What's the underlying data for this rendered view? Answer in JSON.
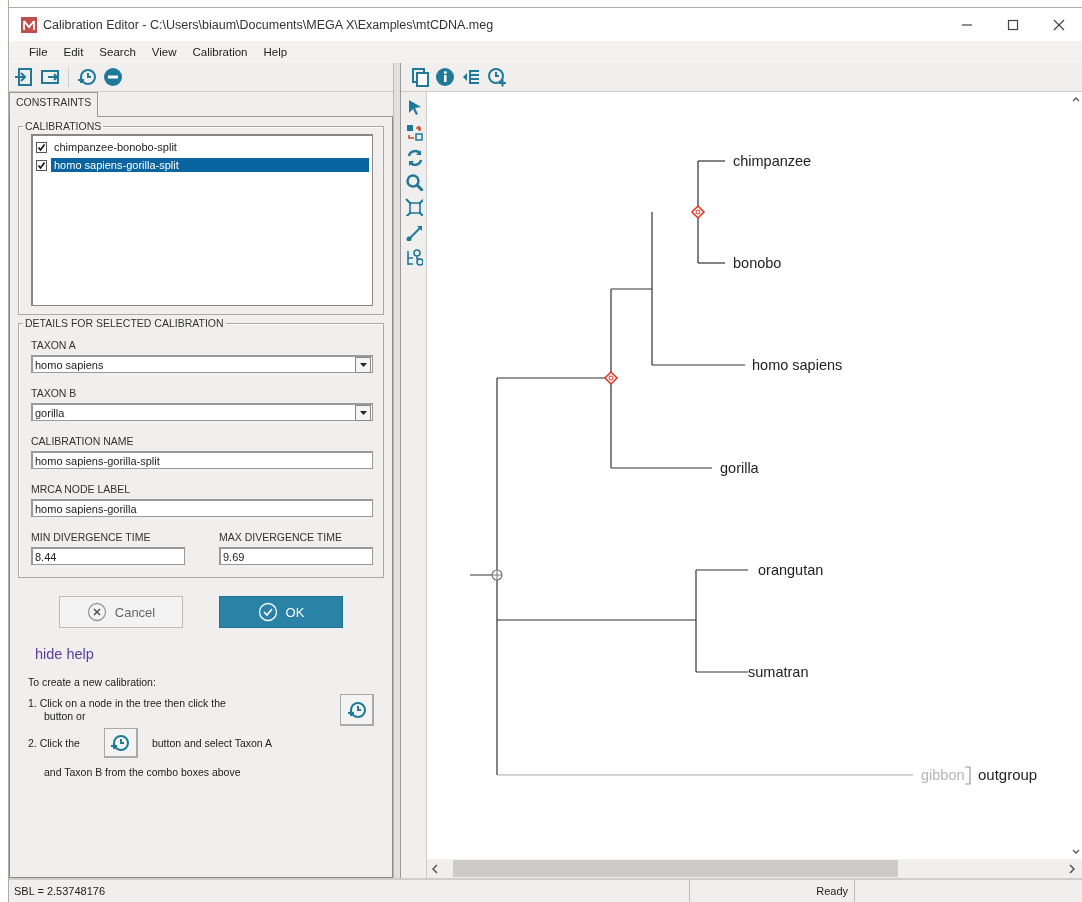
{
  "window": {
    "title": "Calibration Editor - C:\\Users\\biaum\\Documents\\MEGA X\\Examples\\mtCDNA.meg"
  },
  "menu": [
    "File",
    "Edit",
    "Search",
    "View",
    "Calibration",
    "Help"
  ],
  "tabs": [
    {
      "label": "CONSTRAINTS",
      "selected": true
    }
  ],
  "calibrations": {
    "title": "CALIBRATIONS",
    "items": [
      {
        "label": "chimpanzee-bonobo-split",
        "checked": true,
        "selected": false
      },
      {
        "label": "homo sapiens-gorilla-split",
        "checked": true,
        "selected": true
      }
    ]
  },
  "details": {
    "title": "DETAILS FOR SELECTED CALIBRATION",
    "fields": [
      {
        "kind": "combo",
        "label": "TAXON A",
        "value": "homo sapiens"
      },
      {
        "kind": "combo",
        "label": "TAXON B",
        "value": "gorilla"
      },
      {
        "kind": "text",
        "label": "CALIBRATION NAME",
        "value": "homo sapiens-gorilla-split"
      },
      {
        "kind": "text",
        "label": "MRCA NODE LABEL",
        "value": "homo sapiens-gorilla"
      }
    ],
    "times": [
      {
        "label": "MIN DIVERGENCE TIME",
        "value": "8.44"
      },
      {
        "label": "MAX DIVERGENCE TIME",
        "value": "9.69"
      }
    ]
  },
  "buttons": [
    {
      "label": "Cancel",
      "kind": "cancel"
    },
    {
      "label": "OK",
      "kind": "ok"
    }
  ],
  "help": {
    "link": "hide help",
    "heading": "To create a new calibration:",
    "step_1": "1. Click on a node in the tree then click the",
    "step_1_cont": "button or",
    "step_2": "2. Click the",
    "step_2_after": "button and select Taxon A",
    "step_2_cont": "and Taxon B from the combo boxes above"
  },
  "tree": {
    "leaves": [
      {
        "label": "chimpanzee",
        "outgroup": false
      },
      {
        "label": "bonobo",
        "outgroup": false
      },
      {
        "label": "homo sapiens",
        "outgroup": false
      },
      {
        "label": "gorilla",
        "outgroup": false
      },
      {
        "label": "orangutan",
        "outgroup": false
      },
      {
        "label": "sumatran",
        "outgroup": false
      },
      {
        "label": "gibbon",
        "outgroup": true
      }
    ],
    "outgroup_label": "outgroup",
    "nodes": [
      {
        "calibrated": true
      },
      {
        "calibrated": true
      },
      {
        "calibrated": false
      }
    ]
  },
  "status_bar": {
    "sbl": "SBL = 2.53748176",
    "state": "Ready"
  }
}
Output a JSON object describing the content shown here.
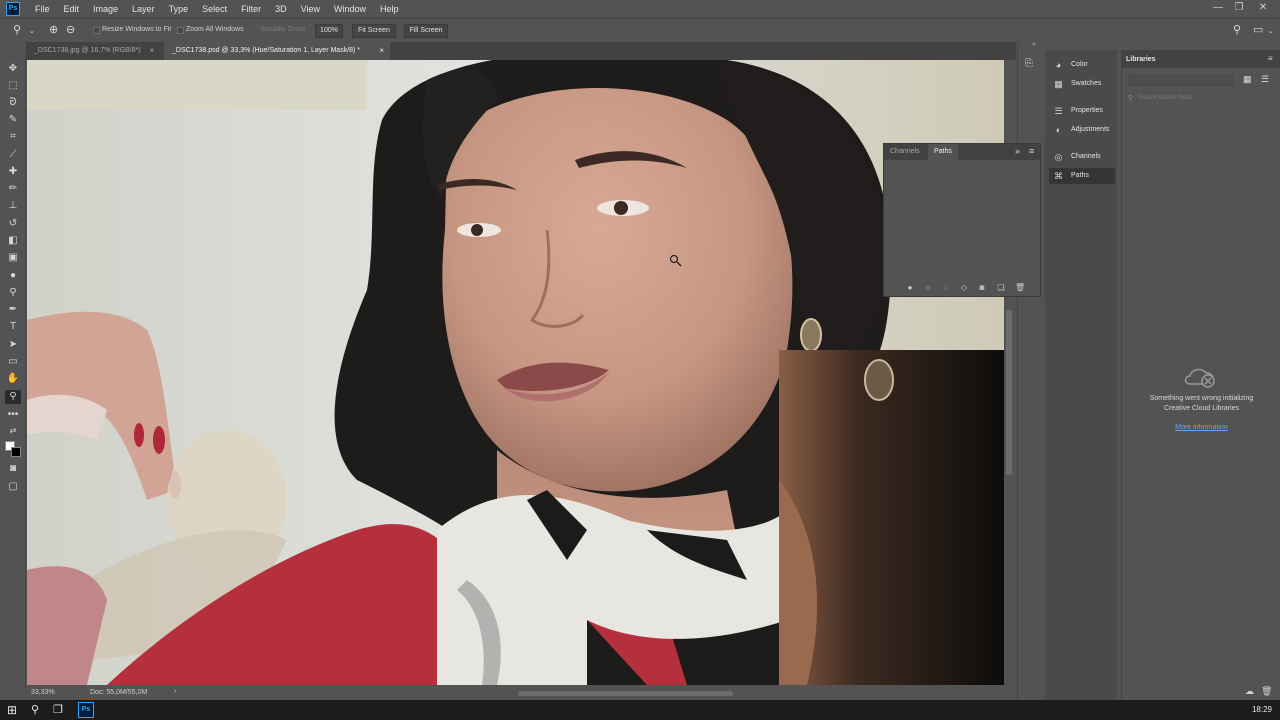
{
  "app": {
    "logo": "Ps"
  },
  "menu": [
    "File",
    "Edit",
    "Image",
    "Layer",
    "Type",
    "Select",
    "Filter",
    "3D",
    "View",
    "Window",
    "Help"
  ],
  "options": {
    "resize_windows": "Resize Windows to Fit",
    "zoom_all": "Zoom All Windows",
    "scrubby_zoom": "Scrubby Zoom",
    "zoom_value": "100%",
    "fit_screen": "Fit Screen",
    "fill_screen": "Fill Screen"
  },
  "tabs": [
    {
      "label": "_DSC1738.jpg @ 16,7% (RGB/8*)",
      "close": "×",
      "active": false
    },
    {
      "label": "_DSC1738.psd @ 33,3% (Hue/Saturation 1, Layer Mask/8) *",
      "close": "×",
      "active": true
    }
  ],
  "status": {
    "zoom": "33,33%",
    "doc": "Doc: 55,0M/55,0M",
    "arrow": "›"
  },
  "panel_strip": [
    {
      "label": "Color",
      "icon": "color-icon",
      "glyph": "◕"
    },
    {
      "label": "Swatches",
      "icon": "swatches-icon",
      "glyph": "▦"
    },
    {
      "label": "Properties",
      "icon": "properties-icon",
      "glyph": "☰"
    },
    {
      "label": "Adjustments",
      "icon": "adjustments-icon",
      "glyph": "◐"
    },
    {
      "label": "Channels",
      "icon": "channels-icon",
      "glyph": "◎"
    },
    {
      "label": "Paths",
      "icon": "paths-icon",
      "glyph": "⌘"
    }
  ],
  "paths_panel": {
    "tabs": [
      "Channels",
      "Paths"
    ],
    "active_tab": "Paths",
    "collapse": "»",
    "menu": "≡"
  },
  "libraries": {
    "title": "Libraries",
    "search_placeholder": "Search Adobe Stock",
    "error_line1": "Something went wrong initializing",
    "error_line2": "Creative Cloud Libraries",
    "link": "More information"
  },
  "taskbar": {
    "time": "18:29"
  },
  "colors": {
    "chrome": "#535353",
    "dark": "#424242",
    "link": "#62a7ff",
    "ps_blue": "#31a8ff"
  }
}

───

Nothing in the entries should change as you copy them, except that the pictures are left out.

What's the underlying data for this rendered view? Answer in JSON.
{
  "window": {
    "title": "Calibration Editor - C:\\Users\\biaum\\Documents\\MEGA X\\Examples\\mtCDNA.meg"
  },
  "menu": [
    "File",
    "Edit",
    "Search",
    "View",
    "Calibration",
    "Help"
  ],
  "tabs": [
    {
      "label": "CONSTRAINTS",
      "selected": true
    }
  ],
  "calibrations": {
    "title": "CALIBRATIONS",
    "items": [
      {
        "label": "chimpanzee-bonobo-split",
        "checked": true,
        "selected": false
      },
      {
        "label": "homo sapiens-gorilla-split",
        "checked": true,
        "selected": true
      }
    ]
  },
  "details": {
    "title": "DETAILS FOR SELECTED CALIBRATION",
    "fields": [
      {
        "kind": "combo",
        "label": "TAXON A",
        "value": "homo sapiens"
      },
      {
        "kind": "combo",
        "label": "TAXON B",
        "value": "gorilla"
      },
      {
        "kind": "text",
        "label": "CALIBRATION NAME",
        "value": "homo sapiens-gorilla-split"
      },
      {
        "kind": "text",
        "label": "MRCA NODE LABEL",
        "value": "homo sapiens-gorilla"
      }
    ],
    "times": [
      {
        "label": "MIN DIVERGENCE TIME",
        "value": "8.44"
      },
      {
        "label": "MAX DIVERGENCE TIME",
        "value": "9.69"
      }
    ]
  },
  "buttons": [
    {
      "label": "Cancel",
      "kind": "cancel"
    },
    {
      "label": "OK",
      "kind": "ok"
    }
  ],
  "help": {
    "link": "hide help",
    "heading": "To create a new calibration:",
    "step_1": "1. Click on a node in the tree then click the",
    "step_1_cont": "button or",
    "step_2": "2. Click the",
    "step_2_after": "button and select Taxon A",
    "step_2_cont": "and Taxon B from the combo boxes above"
  },
  "tree": {
    "leaves": [
      {
        "label": "chimpanzee",
        "outgroup": false
      },
      {
        "label": "bonobo",
        "outgroup": false
      },
      {
        "label": "homo sapiens",
        "outgroup": false
      },
      {
        "label": "gorilla",
        "outgroup": false
      },
      {
        "label": "orangutan",
        "outgroup": false
      },
      {
        "label": "sumatran",
        "outgroup": false
      },
      {
        "label": "gibbon",
        "outgroup": true
      }
    ],
    "outgroup_label": "outgroup",
    "nodes": [
      {
        "calibrated": true
      },
      {
        "calibrated": true
      },
      {
        "calibrated": false
      }
    ]
  },
  "status_bar": {
    "sbl": "SBL = 2.53748176",
    "state": "Ready"
  }
}
Output a JSON object describing the content shown here.
{
  "app": {
    "logo": "Ps"
  },
  "menu": [
    "File",
    "Edit",
    "Image",
    "Layer",
    "Type",
    "Select",
    "Filter",
    "3D",
    "View",
    "Window",
    "Help"
  ],
  "options": {
    "resize_windows": "Resize Windows to Fit",
    "zoom_all": "Zoom All Windows",
    "scrubby_zoom": "Scrubby Zoom",
    "zoom_value": "100%",
    "fit_screen": "Fit Screen",
    "fill_screen": "Fill Screen"
  },
  "tabs": [
    {
      "label": "_DSC1738.jpg @ 16,7% (RGB/8*)",
      "close": "×",
      "active": false
    },
    {
      "label": "_DSC1738.psd @ 33,3% (Hue/Saturation 1, Layer Mask/8) *",
      "close": "×",
      "active": true
    }
  ],
  "status": {
    "zoom": "33,33%",
    "doc": "Doc: 55,0M/55,0M",
    "arrow": "›"
  },
  "panel_strip": [
    {
      "label": "Color",
      "icon": "color-icon",
      "glyph": "◕"
    },
    {
      "label": "Swatches",
      "icon": "swatches-icon",
      "glyph": "▦"
    },
    {
      "label": "Properties",
      "icon": "properties-icon",
      "glyph": "☰"
    },
    {
      "label": "Adjustments",
      "icon": "adjustments-icon",
      "glyph": "◐"
    },
    {
      "label": "Channels",
      "icon": "channels-icon",
      "glyph": "◎"
    },
    {
      "label": "Paths",
      "icon": "paths-icon",
      "glyph": "⌘"
    }
  ],
  "paths_panel": {
    "tabs": [
      "Channels",
      "Paths"
    ],
    "active_tab": "Paths",
    "collapse": "»",
    "menu": "≡"
  },
  "libraries": {
    "title": "Libraries",
    "search_placeholder": "Search Adobe Stock",
    "error_line1": "Something went wrong initializing",
    "error_line2": "Creative Cloud Libraries",
    "link": "More information"
  },
  "taskbar": {
    "time": "18:29"
  },
  "colors": {
    "chrome": "#535353",
    "dark": "#424242",
    "link": "#62a7ff",
    "ps_blue": "#31a8ff"
  }
}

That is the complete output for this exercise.